# DATA FOR REVIEW:
'''

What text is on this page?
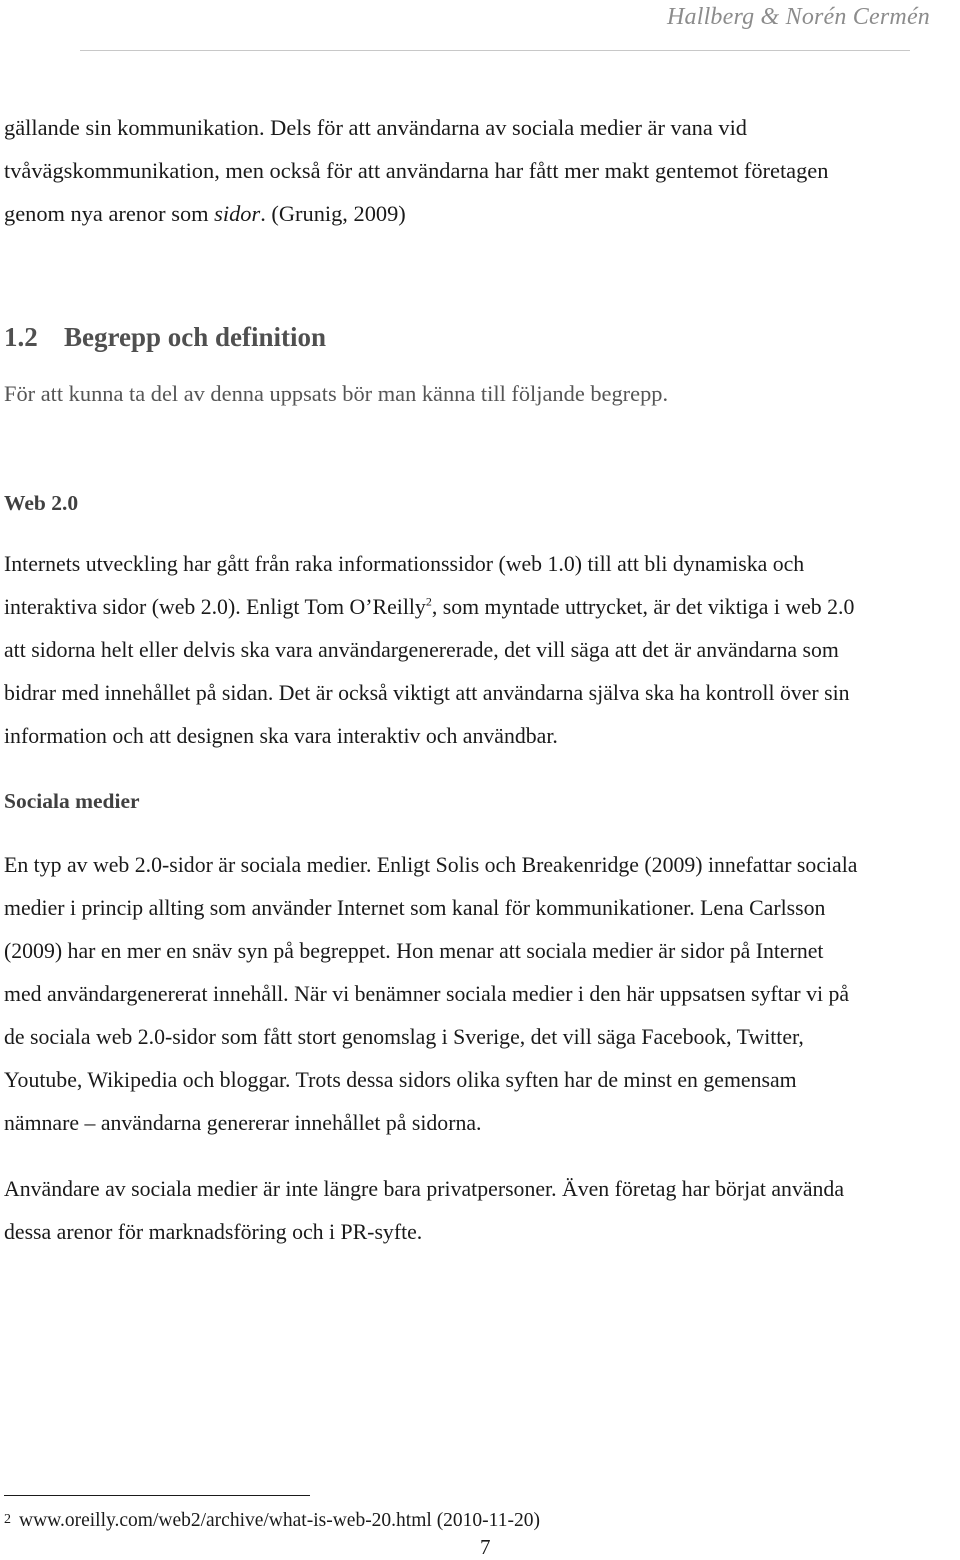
Hallberg & Norén Cermén

gällande sin kommunikation. Dels för att användarna av sociala medier är vana vid

tvåvägskommunikation, men också för att användarna har fått mer makt gentemot företagen

genom nya arenor som sidor. (Grunig, 2009)

1.2 Begrepp och definition

För att kunna ta del av denna uppsats bör man känna till följande begrepp.

Web 2.0

Internets utveckling har gått från raka informationssidor (web 1.0) till att bli dynamiska och

interaktiva sidor (web 2.0). Enligt Tom O’Reilly$^2$, som myntade uttrycket, är det viktiga i web 2.0

att sidorna helt eller delvis ska vara användargenererade, det vill säga att det är användarna som

bidrar med innehållet på sidan. Det är också viktigt att användarna själva ska ha kontroll över sin

information och att designen ska vara interaktiv och användbar.

Sociala medier

En typ av web 2.0-sidor är sociala medier. Enligt Solis och Breakenridge (2009) innefattar sociala

medier i princip allting som använder Internet som kanal för kommunikationer. Lena Carlsson

(2009) har en mer en snäv syn på begreppet. Hon menar att sociala medier är sidor på Internet

med användargenererat innehåll. När vi benämner sociala medier i den här uppsatsen syftar vi på

de sociala web 2.0-sidor som fått stort genomslag i Sverige, det vill säga Facebook, Twitter,

Youtube, Wikipedia och bloggar. Trots dessa sidors olika syften har de minst en gemensam

nämnare – användarna genererar innehållet på sidorna.

Användare av sociala medier är inte längre bara privatpersoner. Även företag har börjat använda

dessa arenor för marknadsföring och i PR-syfte.

2 www.oreilly.com/web2/archive/what-is-web-20.html (2010-11-20)

7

'''

# WORK INSTRUCTION:
Go through the entries above and write them out again exactly, images left behind.

# EXERCISE OUTPUT:
What text is on this page?
Hallberg & Norén Cermén

gällande sin kommunikation. Dels för att användarna av sociala medier är vana vid

tvåvägskommunikation, men också för att användarna har fått mer makt gentemot företagen

genom nya arenor som sidor. (Grunig, 2009)

1.2 Begrepp och definition

För att kunna ta del av denna uppsats bör man känna till följande begrepp.

Web 2.0

Internets utveckling har gått från raka informationssidor (web 1.0) till att bli dynamiska och

interaktiva sidor (web 2.0). Enligt Tom O’Reilly$^2$, som myntade uttrycket, är det viktiga i web 2.0

att sidorna helt eller delvis ska vara användargenererade, det vill säga att det är användarna som

bidrar med innehållet på sidan. Det är också viktigt att användarna själva ska ha kontroll över sin

information och att designen ska vara interaktiv och användbar.

Sociala medier

En typ av web 2.0-sidor är sociala medier. Enligt Solis och Breakenridge (2009) innefattar sociala

medier i princip allting som använder Internet som kanal för kommunikationer. Lena Carlsson

(2009) har en mer en snäv syn på begreppet. Hon menar att sociala medier är sidor på Internet

med användargenererat innehåll. När vi benämner sociala medier i den här uppsatsen syftar vi på

de sociala web 2.0-sidor som fått stort genomslag i Sverige, det vill säga Facebook, Twitter,

Youtube, Wikipedia och bloggar. Trots dessa sidors olika syften har de minst en gemensam

nämnare – användarna genererar innehållet på sidorna.

Användare av sociala medier är inte längre bara privatpersoner. Även företag har börjat använda

dessa arenor för marknadsföring och i PR-syfte.

2 www.oreilly.com/web2/archive/what-is-web-20.html (2010-11-20)

7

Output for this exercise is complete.